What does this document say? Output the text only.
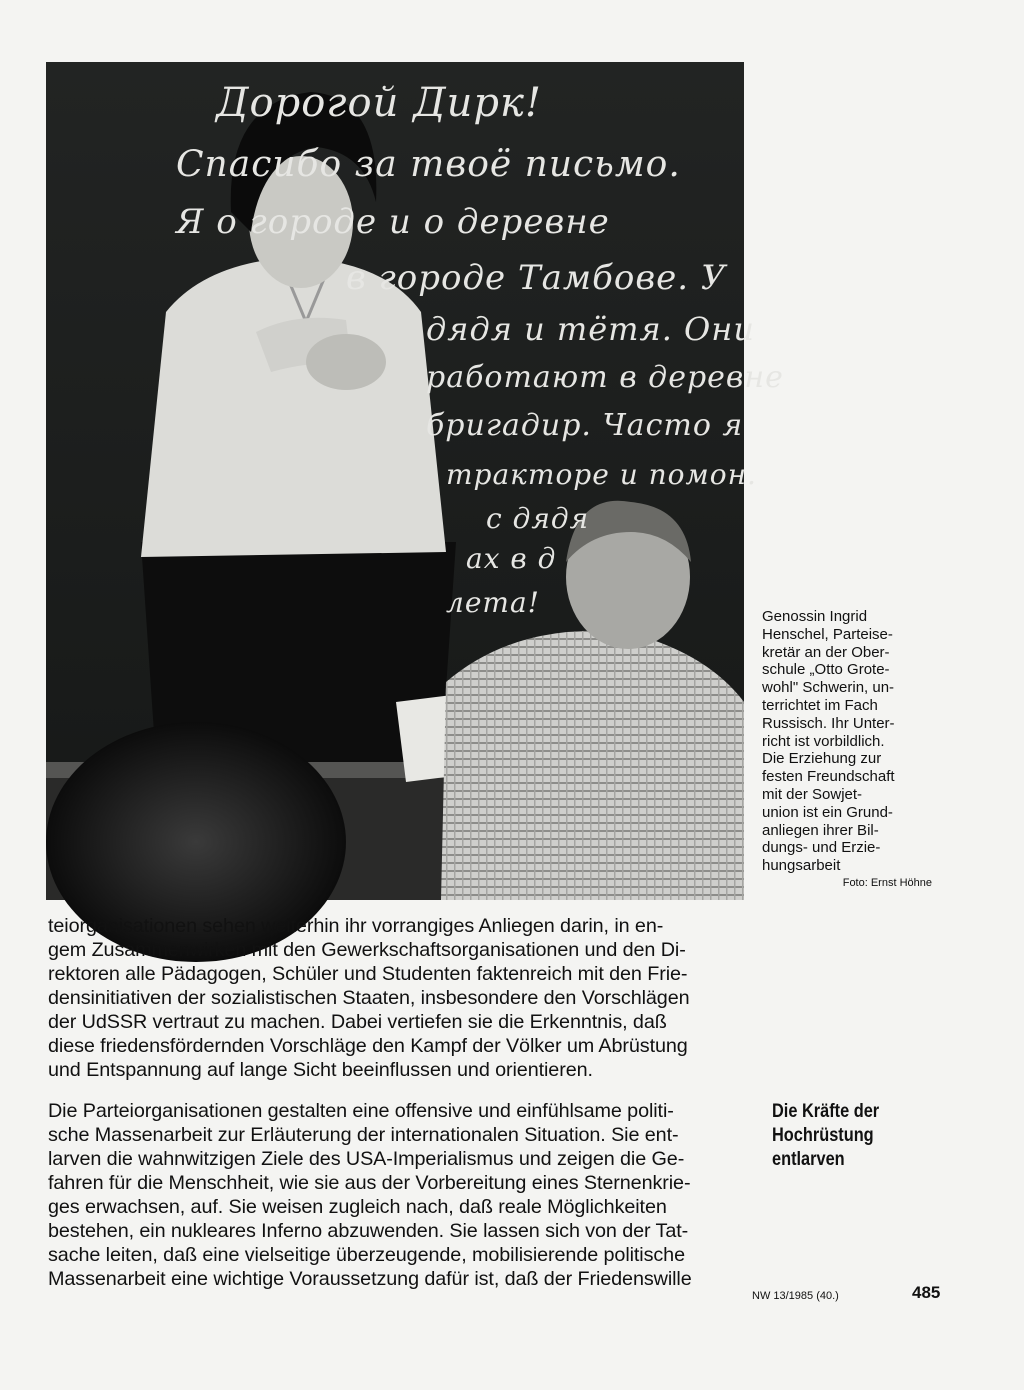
Дорогой Дирк!
Спасибо за твоё письмо.
Я о городе и о деревне
в городе Тамбове. У
дядя и тётя. Они
работают в деревне
бригадир. Часто я
тракторе и помон.
с дядя
ах в д
лета!	Genossin Ingrid
Henschel, Parteise-
kretär an der Ober-
schule „Otto Grote-
wohl" Schwerin, un-
terrichtet im Fach
Russisch. Ihr Unter-
richt ist vorbildlich.
Die Erziehung zur
festen Freundschaft
mit der Sowjet-
union ist ein Grund-
anliegen ihrer Bil-
dungs- und Erzie-
hungsarbeit
Foto: Ernst Höhne
teiorganisationen sehen weiterhin ihr vorrangiges Anliegen darin, in en-
gem Zusammenwirken mit den Gewerkschaftsorganisationen und den Di-
rektoren alle Pädagogen, Schüler und Studenten faktenreich mit den Frie-
densinitiativen der sozialistischen Staaten, insbesondere den Vorschlägen
der UdSSR vertraut zu machen. Dabei vertiefen sie die Erkenntnis, daß
diese friedensfördernden Vorschläge den Kampf der Völker um Abrüstung
und Entspannung auf lange Sicht beeinflussen und orientieren.
Die Kräfte der
Hochrüstung
entlarven
Die Parteiorganisationen gestalten eine offensive und einfühlsame politi-
sche Massenarbeit zur Erläuterung der internationalen Situation. Sie ent-
larven die wahnwitzigen Ziele des USA-Imperialismus und zeigen die Ge-
fahren für die Menschheit, wie sie aus der Vorbereitung eines Sternenkrie-
ges erwachsen, auf. Sie weisen zugleich nach, daß reale Möglichkeiten
bestehen, ein nukleares Inferno abzuwenden. Sie lassen sich von der Tat-
sache leiten, daß eine vielseitige überzeugende, mobilisierende politische
Massenarbeit eine wichtige Voraussetzung dafür ist, daß der Friedenswille
NW 13/1985 (40.)	485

▸ DIRECTIONS
Copy out all lines where the word "деревне" appears.

▸ WRITTEN RESPONSE
Я о городе и о деревне
работают в деревне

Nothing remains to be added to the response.